-- start READING TEXT --

The girls, Shekau asserts, are God's property. He refers to his actions as God's instructions and in the most recent video, he claims to have converted all of the hostages to Islam. Shekau thus is not a criminal in his own mind, but a missionary charged with purifying society in the name of the Holy One. Taking these girls, who were in their final year of school -- most between the age of 16 and 18 -- was not only his right, but his duty as a devout Muslim.

But he is not a Muslim. He is a depraved street thug who has been allowed the freedom to inflict relentless harm upon Nigeria's people with little recrimination. What he is fighting for is not morality, but ignorance.

As a girl, I learned about the teachings of the Prophet Mohammed, peace be upon him, from my parents and teachers, and I was told, the same as my brothers, to get my education. Education was not an issue open to discussion; it was considered an important part of our spiritual upbringing. Many parts of the Qu'ran underline this focus:

Acquisition of knowledge is binding on all Muslims (both men and women without any discrimination). [Narrated by Ibn Maja in al-Sunan, 1:81 §224.]

Acquire knowledge even if you may have to go to China for it. [Narrated by al-Bazzar in al-Musnad, 1:175 §95.]

The Islam that is named while atrocities are being committed is not the Islam I grew up with, and it is not the Islam that the Prophet, peace be upon him, espoused or lived by. It is a defamation of a culture and belief system intended to engender compassion and peace, knowledge and wisdom, openness and acceptance. I am angered by the way Islam has been torn down. I fear that crimes are being attributed to a religion that has the same name as my own, but which is born in violence and bred by cruelty.

This is not the first time Boko Haram has murdered or pillaged in the name of Islam. The group has been terrorizing Nigeria for years. In 2013 alone the group killed more than 100 school children and 70 teachers and attacked 50 schools. They cite God's mission as one against education of women and girls, but it is clear they know nothing of God at all.

-- end READING TEXT --
-- start MATERIAL --

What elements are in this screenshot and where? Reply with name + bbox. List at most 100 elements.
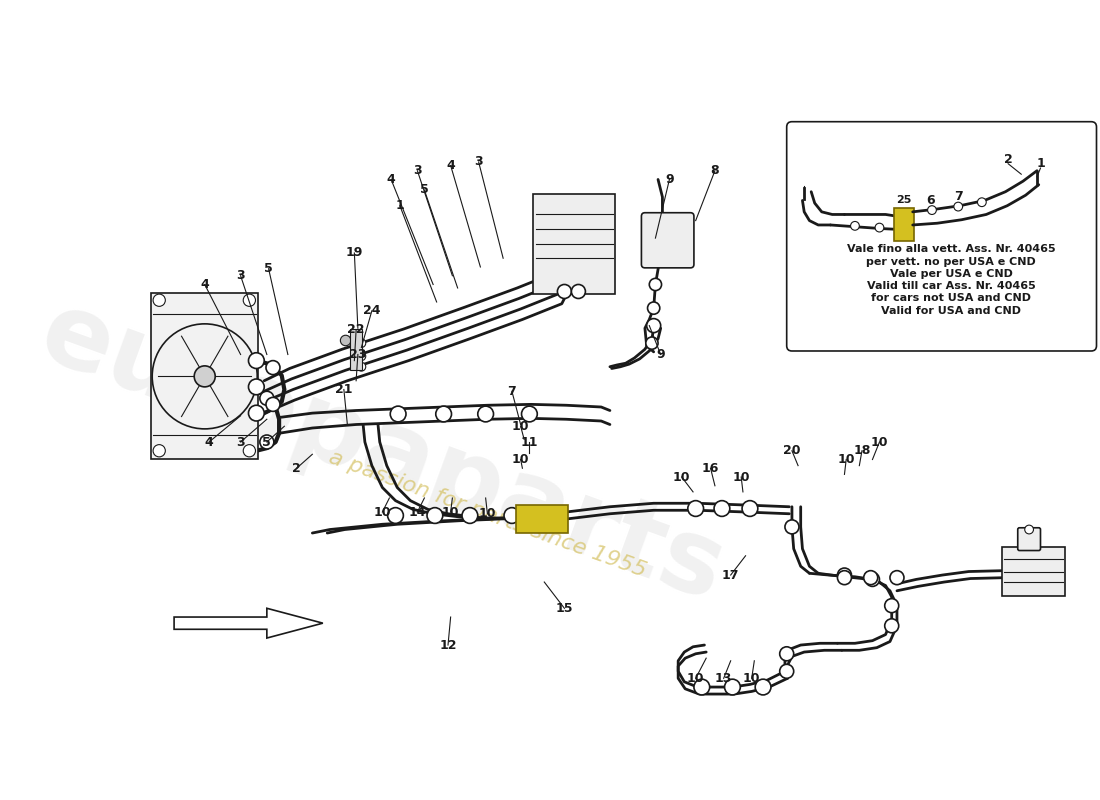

-- end MATERIAL --

- DO THIS -
Write the next part of the opinion piece about Boko Haram and Islam above, picking up right after its final sentence.

- REPLY -
Tony Blair recently called upon Western governments to engage with the Islamic world. He argued the threat posed by a radical view which "distorts and warps Islam's true message" was "spreading across the world" and would ultimately undermine the possible of peaceful coexistence. He did not speak about the girls, or the religious leaders who would be important in defending Islam's tenets -- the way they were intended to be interpreted and shared.

But it is not just Mr. Blair. The religious community has done little to speak up on behalf of Islam or the crimes being committed against its integrity and culture. It was only recently that key voices were added to the dialogue on the Nigerian crisis, finally condemning the actions of Boko Haram and calling for the Chibok girls to be released.

Al-Azhar scholars, who run the main Islamic university in the Arab region, said harming the girls "completely contradicts the teachings of Islam and its tolerant principles." It called "for the immediate release" of the girls.

Our collective silence has let down our daughters and enabled Boko Haram to take them like toys from a playground. It is their cruelty that created this crisis, but it is our complacency that has allowed it to continue.

I can hear the girl's cries in my head at every moment asking, "Where is the outrage? Where is the fire?"

I wish I had an answer for them. I wish I knew why when they needed us, for weeks we did nothing. Why when they asked for us to speak out on their behalf and in their honor, it took us so long to muster up the will to care.